**Set problem:**
Will you extract the entries word for word? Images should not appear in the copy.

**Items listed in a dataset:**
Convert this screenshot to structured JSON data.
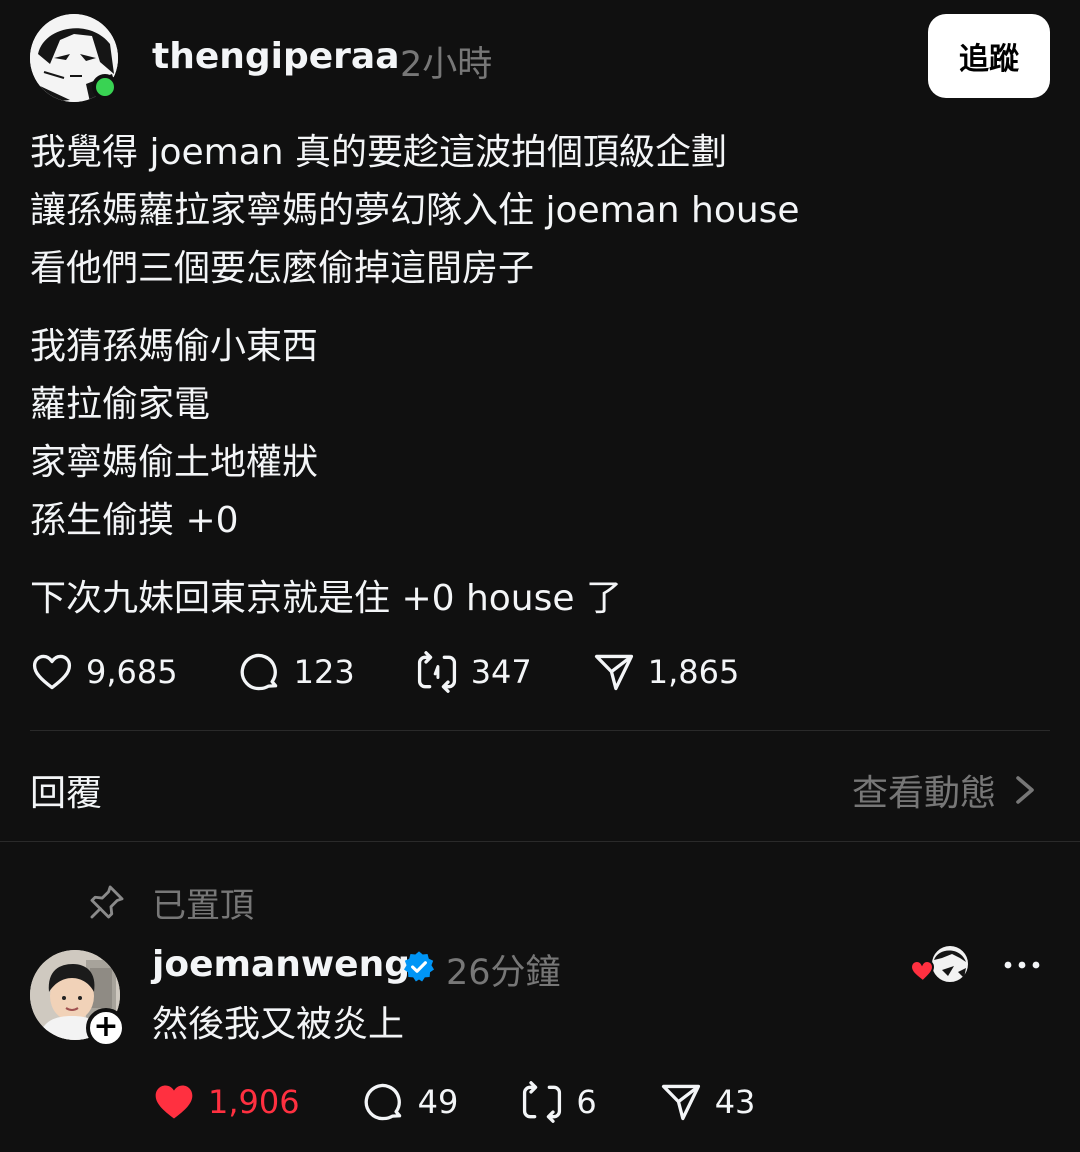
{
  "post": {
    "username": "thengiperaa",
    "time": "2小時",
    "follow_label": "追蹤",
    "paragraphs": [
      [
        "我覺得 joeman 真的要趁這波拍個頂級企劃",
        "讓孫媽蘿拉家寧媽的夢幻隊入住 joeman house",
        "看他們三個要怎麼偷掉這間房子"
      ],
      [
        "我猜孫媽偷小東西",
        "蘿拉偷家電",
        "家寧媽偷土地權狀",
        "孫生偷摸 +0"
      ],
      [
        "下次九妹回東京就是住 +0 house 了"
      ]
    ],
    "likes": "9,685",
    "comments": "123",
    "reposts": "347",
    "shares": "1,865"
  },
  "reply_bar": {
    "reply_label": "回覆",
    "view_activity_label": "查看動態"
  },
  "pinned_label": "已置頂",
  "reply": {
    "username": "joemanweng",
    "time": "26分鐘",
    "text": "然後我又被炎上",
    "likes": "1,906",
    "comments": "49",
    "reposts": "6",
    "shares": "43"
  },
  "colors": {
    "background": "#101010",
    "text": "#f3f5f7",
    "muted": "#777777",
    "like_red": "#ff3040",
    "verified_blue": "#0095f6",
    "online_green": "#39d353"
  },
  "icons": [
    "heart-icon",
    "comment-icon",
    "repost-icon",
    "share-icon",
    "chevron-right-icon",
    "pin-icon",
    "verified-icon",
    "more-icon",
    "plus-icon"
  ]
}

**Exercise result:**
Convert this screenshot to structured JSON data.
{
  "post": {
    "username": "thengiperaa",
    "time": "2小時",
    "follow_label": "追蹤",
    "paragraphs": [
      [
        "我覺得 joeman 真的要趁這波拍個頂級企劃",
        "讓孫媽蘿拉家寧媽的夢幻隊入住 joeman house",
        "看他們三個要怎麼偷掉這間房子"
      ],
      [
        "我猜孫媽偷小東西",
        "蘿拉偷家電",
        "家寧媽偷土地權狀",
        "孫生偷摸 +0"
      ],
      [
        "下次九妹回東京就是住 +0 house 了"
      ]
    ],
    "likes": "9,685",
    "comments": "123",
    "reposts": "347",
    "shares": "1,865"
  },
  "reply_bar": {
    "reply_label": "回覆",
    "view_activity_label": "查看動態"
  },
  "pinned_label": "已置頂",
  "reply": {
    "username": "joemanweng",
    "time": "26分鐘",
    "text": "然後我又被炎上",
    "likes": "1,906",
    "comments": "49",
    "reposts": "6",
    "shares": "43"
  },
  "colors": {
    "background": "#101010",
    "text": "#f3f5f7",
    "muted": "#777777",
    "like_red": "#ff3040",
    "verified_blue": "#0095f6",
    "online_green": "#39d353"
  },
  "icons": [
    "heart-icon",
    "comment-icon",
    "repost-icon",
    "share-icon",
    "chevron-right-icon",
    "pin-icon",
    "verified-icon",
    "more-icon",
    "plus-icon"
  ]
}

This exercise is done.